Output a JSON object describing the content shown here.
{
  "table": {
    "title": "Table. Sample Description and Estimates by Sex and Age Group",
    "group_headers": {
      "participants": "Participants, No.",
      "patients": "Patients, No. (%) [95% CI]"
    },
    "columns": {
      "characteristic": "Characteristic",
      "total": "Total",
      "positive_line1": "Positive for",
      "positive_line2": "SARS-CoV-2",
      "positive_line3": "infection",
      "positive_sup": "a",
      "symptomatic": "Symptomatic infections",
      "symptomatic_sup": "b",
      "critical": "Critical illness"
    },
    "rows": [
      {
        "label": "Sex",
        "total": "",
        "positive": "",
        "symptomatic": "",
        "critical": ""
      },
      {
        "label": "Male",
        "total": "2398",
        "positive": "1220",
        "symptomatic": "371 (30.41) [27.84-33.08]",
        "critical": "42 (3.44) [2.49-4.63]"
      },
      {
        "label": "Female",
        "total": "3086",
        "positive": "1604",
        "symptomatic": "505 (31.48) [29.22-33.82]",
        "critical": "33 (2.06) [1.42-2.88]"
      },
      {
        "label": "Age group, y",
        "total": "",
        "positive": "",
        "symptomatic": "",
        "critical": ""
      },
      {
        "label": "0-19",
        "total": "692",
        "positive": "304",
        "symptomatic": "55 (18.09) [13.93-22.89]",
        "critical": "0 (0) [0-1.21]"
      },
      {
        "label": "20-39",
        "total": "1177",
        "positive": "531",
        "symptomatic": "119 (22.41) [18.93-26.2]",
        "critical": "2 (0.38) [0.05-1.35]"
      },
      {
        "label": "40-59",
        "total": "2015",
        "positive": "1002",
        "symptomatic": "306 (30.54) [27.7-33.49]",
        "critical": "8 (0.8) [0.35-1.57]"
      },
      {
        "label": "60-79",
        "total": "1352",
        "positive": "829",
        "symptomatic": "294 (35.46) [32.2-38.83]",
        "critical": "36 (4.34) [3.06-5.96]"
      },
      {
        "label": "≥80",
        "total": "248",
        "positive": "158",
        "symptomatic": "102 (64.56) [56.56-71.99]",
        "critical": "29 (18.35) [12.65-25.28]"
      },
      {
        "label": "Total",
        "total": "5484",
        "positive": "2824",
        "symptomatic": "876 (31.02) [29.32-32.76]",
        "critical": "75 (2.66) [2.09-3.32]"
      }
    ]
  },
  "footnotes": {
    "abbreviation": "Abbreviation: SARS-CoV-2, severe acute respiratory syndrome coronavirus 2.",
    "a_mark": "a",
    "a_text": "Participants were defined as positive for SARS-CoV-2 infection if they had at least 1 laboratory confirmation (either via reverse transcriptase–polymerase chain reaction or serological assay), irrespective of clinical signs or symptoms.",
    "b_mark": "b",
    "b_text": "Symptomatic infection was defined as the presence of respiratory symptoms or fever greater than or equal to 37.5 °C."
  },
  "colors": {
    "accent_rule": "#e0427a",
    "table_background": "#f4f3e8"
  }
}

━━━━━━━━━━━━━━━━

What lines in the listing above hold the string "Participants"? List them.

      "participants": "Participants, No.",
    "a_text": "Participants were defined as positive for SARS-CoV-2 infection if they had at least 1 laboratory confirmation (either via reverse transcriptase–polymerase chain reaction or serological assay), irrespective of clinical signs or symptoms.",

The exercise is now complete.